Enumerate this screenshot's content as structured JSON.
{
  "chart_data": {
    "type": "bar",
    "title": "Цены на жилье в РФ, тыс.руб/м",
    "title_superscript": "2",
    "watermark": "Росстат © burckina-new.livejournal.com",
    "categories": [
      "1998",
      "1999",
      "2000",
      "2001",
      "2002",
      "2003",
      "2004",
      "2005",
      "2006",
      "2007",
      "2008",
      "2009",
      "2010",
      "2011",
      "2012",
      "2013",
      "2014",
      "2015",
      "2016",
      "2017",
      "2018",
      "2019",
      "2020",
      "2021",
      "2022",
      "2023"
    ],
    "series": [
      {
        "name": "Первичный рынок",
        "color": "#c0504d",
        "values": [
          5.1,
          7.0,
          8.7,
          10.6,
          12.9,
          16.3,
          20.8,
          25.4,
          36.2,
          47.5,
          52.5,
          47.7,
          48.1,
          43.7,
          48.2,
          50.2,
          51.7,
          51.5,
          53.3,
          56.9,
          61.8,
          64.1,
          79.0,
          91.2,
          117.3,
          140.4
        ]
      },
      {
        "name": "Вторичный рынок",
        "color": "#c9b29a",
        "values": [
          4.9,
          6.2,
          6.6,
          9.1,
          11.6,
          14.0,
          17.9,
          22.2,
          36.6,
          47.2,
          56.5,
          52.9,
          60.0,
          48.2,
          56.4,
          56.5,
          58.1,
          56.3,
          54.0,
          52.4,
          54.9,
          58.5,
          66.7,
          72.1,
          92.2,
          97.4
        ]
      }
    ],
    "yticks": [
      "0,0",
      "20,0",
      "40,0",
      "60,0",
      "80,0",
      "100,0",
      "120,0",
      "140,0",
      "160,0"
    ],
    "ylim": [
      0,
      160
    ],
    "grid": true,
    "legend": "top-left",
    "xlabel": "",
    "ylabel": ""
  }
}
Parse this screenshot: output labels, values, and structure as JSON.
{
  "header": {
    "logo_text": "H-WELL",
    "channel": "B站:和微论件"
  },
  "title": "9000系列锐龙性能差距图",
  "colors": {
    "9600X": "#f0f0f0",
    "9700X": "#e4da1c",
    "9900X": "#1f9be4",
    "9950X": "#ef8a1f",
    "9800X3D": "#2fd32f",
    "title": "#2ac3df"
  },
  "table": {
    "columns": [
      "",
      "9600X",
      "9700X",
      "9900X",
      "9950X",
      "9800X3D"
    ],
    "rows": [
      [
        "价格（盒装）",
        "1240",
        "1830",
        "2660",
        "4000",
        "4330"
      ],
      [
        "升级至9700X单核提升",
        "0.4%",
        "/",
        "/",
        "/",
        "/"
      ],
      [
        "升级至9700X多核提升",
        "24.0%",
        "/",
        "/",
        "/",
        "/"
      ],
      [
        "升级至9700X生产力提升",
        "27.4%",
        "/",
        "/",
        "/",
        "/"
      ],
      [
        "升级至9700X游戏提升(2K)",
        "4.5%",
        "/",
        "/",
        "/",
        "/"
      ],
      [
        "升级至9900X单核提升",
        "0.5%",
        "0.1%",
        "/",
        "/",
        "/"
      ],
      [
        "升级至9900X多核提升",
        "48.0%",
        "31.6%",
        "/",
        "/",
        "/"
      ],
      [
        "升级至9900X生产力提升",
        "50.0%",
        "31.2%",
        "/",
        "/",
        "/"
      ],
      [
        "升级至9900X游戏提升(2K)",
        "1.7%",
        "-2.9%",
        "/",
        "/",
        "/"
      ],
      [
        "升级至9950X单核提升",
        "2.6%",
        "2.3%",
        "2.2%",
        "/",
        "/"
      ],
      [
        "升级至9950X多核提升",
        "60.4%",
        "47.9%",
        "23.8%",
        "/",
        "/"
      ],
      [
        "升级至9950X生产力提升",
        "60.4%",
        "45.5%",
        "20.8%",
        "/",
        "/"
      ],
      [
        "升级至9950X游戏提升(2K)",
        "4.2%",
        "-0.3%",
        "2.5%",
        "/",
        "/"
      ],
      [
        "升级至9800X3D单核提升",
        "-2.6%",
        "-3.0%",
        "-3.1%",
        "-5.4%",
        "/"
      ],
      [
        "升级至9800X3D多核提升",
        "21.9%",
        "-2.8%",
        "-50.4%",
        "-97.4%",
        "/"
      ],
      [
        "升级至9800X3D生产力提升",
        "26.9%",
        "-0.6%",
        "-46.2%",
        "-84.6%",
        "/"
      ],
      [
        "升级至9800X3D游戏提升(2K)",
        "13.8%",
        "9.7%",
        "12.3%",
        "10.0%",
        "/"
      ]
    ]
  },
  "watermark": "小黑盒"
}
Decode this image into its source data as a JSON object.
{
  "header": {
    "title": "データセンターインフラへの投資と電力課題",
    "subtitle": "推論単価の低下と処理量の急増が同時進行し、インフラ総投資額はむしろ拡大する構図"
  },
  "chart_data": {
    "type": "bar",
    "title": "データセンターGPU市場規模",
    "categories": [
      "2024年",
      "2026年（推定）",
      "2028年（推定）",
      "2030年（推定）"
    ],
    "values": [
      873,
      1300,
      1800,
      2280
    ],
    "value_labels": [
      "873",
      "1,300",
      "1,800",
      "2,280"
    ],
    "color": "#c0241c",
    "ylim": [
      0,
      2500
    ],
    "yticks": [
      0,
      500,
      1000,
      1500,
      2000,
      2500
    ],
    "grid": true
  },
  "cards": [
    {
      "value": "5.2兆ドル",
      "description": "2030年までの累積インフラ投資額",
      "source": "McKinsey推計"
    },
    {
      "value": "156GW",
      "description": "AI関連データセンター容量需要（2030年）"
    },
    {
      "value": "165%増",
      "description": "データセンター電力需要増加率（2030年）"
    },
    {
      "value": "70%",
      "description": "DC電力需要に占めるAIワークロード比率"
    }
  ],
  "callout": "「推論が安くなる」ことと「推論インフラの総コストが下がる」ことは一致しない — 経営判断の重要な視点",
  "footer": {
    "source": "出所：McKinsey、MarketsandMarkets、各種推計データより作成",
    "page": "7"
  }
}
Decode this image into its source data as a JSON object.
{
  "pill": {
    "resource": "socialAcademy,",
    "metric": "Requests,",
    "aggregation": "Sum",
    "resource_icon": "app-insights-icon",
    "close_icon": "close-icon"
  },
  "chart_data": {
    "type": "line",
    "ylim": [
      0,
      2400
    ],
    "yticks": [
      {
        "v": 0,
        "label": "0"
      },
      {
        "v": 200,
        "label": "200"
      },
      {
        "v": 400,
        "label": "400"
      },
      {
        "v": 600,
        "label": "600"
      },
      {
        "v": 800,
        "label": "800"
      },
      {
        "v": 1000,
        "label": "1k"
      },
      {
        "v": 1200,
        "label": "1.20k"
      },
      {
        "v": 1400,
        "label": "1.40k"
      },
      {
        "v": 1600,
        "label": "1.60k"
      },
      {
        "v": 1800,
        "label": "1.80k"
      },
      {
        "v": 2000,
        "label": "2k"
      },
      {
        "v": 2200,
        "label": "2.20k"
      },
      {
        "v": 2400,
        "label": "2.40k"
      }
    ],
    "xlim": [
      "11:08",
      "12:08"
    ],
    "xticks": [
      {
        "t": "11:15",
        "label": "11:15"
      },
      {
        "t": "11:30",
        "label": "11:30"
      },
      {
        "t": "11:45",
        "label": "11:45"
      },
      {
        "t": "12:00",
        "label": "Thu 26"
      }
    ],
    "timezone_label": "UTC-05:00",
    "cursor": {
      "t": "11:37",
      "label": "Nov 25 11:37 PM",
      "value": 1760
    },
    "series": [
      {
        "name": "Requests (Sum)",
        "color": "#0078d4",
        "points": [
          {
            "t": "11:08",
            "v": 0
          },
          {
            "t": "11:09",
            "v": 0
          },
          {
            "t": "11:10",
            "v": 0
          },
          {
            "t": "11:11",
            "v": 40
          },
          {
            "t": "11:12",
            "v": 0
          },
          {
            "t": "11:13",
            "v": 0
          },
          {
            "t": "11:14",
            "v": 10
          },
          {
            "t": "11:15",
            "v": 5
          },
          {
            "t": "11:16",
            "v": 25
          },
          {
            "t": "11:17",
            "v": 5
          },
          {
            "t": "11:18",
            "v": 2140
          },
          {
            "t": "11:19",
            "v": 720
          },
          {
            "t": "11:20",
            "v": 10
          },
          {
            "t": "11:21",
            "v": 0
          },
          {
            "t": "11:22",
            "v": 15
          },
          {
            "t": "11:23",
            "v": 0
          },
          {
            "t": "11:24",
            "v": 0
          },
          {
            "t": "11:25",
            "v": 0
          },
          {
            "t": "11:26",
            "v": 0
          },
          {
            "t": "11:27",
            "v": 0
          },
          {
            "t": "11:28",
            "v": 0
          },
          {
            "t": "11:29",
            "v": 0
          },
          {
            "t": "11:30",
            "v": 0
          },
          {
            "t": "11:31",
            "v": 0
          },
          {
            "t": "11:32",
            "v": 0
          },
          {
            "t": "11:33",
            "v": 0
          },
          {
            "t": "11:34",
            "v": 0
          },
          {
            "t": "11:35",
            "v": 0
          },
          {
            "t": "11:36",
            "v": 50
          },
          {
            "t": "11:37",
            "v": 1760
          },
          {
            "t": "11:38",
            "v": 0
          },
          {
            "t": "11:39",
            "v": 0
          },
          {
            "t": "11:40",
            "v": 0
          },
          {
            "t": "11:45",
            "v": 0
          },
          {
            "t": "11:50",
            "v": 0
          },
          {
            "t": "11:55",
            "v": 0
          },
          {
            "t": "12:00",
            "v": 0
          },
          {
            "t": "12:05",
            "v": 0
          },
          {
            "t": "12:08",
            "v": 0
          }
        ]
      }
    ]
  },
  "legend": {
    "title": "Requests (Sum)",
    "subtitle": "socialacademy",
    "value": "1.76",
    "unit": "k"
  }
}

▶ PROBLEM DESCRIPTION:
Say, as a bare number, how many lines in the entries above include the string "name".

▶ ANSWER TO THIS EXERCISE:
3